Benjamin Mahler

@bmahler

Posted October 20, 2020

Apache Mesos 1.10: Container Resource Bursting, Executor Domain Sockets, V1 Operator API Performance, and Reservation Update

We are excited to announce that Apache Mesos 1.10.0 has been released! Along with lots of bug fixes and improvements, the following are the larger items:

New Features and Improvements

Container Resource Bursting

Mesos now supports per-container CPU and memory usage beyond the allocation to the container, up to a configured limit. Previously, it was only possible to enable CPU bursting for all (or none) of the containers on the agent, without per-container control.

This feature is useful for batch style workloads that can benefit from getting access to any unused CPU or memory on the agent. It’s also helpful for increasing utilization of the machines in a cluster, by allowing unallocated and/or unused CPU to be utilized.

Frameworks specify CPU and memory limits for tasks (separately from resource requests) and also the level of isolation they desire when launching task groups - CPU and memory may be isolated at the executor container level, or the task container level.

See here for more information.

Executor Domain Sockets

When a task is launched in Mesos, the executor is expected to connect to the agent through a TCP socket in order to register itself. This makes it necessary to allow TCP connections between the environment of the executor and the host network of the mesos agent. In some contexts (e.g. containers using CNI networks), it is desirable to firewall any TCP connections to the agent host. To support this use-case, Mesos 1.10.0 introduces the ability for executors to communicate with agents on the same host using unix domain sockets.
* * * * *
## What is asked
A: According to the Mesos 1.10 release announcement, what mechanism does Mesos 1.10.0 introduce for executors to communicate with agents on the same host?
B: Continue the Mesos 1.10 release announcement from the point where it stops.
* * * * *
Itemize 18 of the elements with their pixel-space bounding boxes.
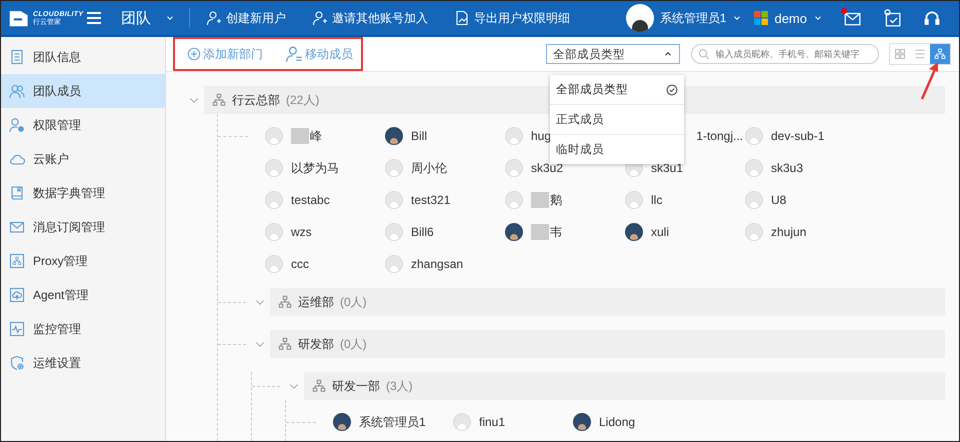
member-count: (0人) — [340, 294, 367, 310]
department-name: 运维部 — [298, 294, 334, 310]
sidebar-label: 消息订阅管理 — [33, 218, 105, 236]
member-count: (3人) — [386, 378, 413, 394]
sidebar-label: Agent管理 — [33, 286, 88, 304]
sidebar-label: 监控管理 — [33, 320, 81, 338]
member-count: (0人) — [340, 336, 367, 352]
sidebar-label: 团队信息 — [33, 48, 81, 66]
sidebar-label: 数据字典管理 — [33, 184, 105, 202]
sidebar-label: 云账户 — [33, 150, 69, 168]
sidebar-label: 运维设置 — [33, 354, 81, 372]
department-name: 行云总部 — [232, 92, 280, 108]
member-count: (22人) — [286, 92, 320, 108]
department-name: 研发部 — [298, 336, 334, 352]
department-name: 研发一部 — [332, 378, 380, 394]
sidebar-label: Proxy管理 — [33, 252, 88, 270]
sidebar-label: 团队成员 — [33, 82, 81, 100]
sidebar-label: 权限管理 — [33, 116, 81, 134]
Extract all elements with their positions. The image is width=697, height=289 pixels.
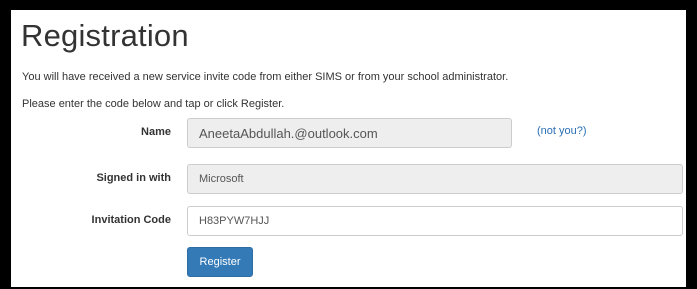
* * * * *
## The responses
A: Unix domain sockets.

B:
See here for more information on how to use this feature.

V1 Operator API Performance

V1 operator API performance has lagged behind the V0 operator API, as the V0 operator API underwent significant performance optimizations in recent releases. This has made it impossible to recommend the V1 operator API to users given its scalability issues.

Performance of read-only V1 operator API calls has been improved by introducing direct serialization into JSON/protobuf and extending the batching mechanism to parallel processing of these calls by the master (similarly to /state endpoint). The V1 operator API performance is now on par with the V0 HTTP endpoints.

Reservation Update

Reservations in Mesos control which frameworks can consume resources, e.g., operators use reservations to partition clusters, or frameworks use DYNAMIC reservations to ensure that resources are not offered elsewhere should a task fail over. In addition, persistent volumes are bound to a reservation.

Existing reservations can now be updated via the RESERVE_RESOURCES master API call. This, for example, allows the operator to move persistent volumes between roles non-destructively.

An example is shown here.

Upgrade

Upgrades from Mesos 1.9.0 to Mesos 1.10.0 should be straightforward. Please refer to the upgrade guide for detailed information on upgrading to Mesos 1.10.0.

Community

Inspired by the work that went into this release? Want to get involved? Have feedback? We’d love to hear from you! Join a working group or start a conversation in the community!

Thank you!

Special thanks to Andrei Sekretenko as the release manager.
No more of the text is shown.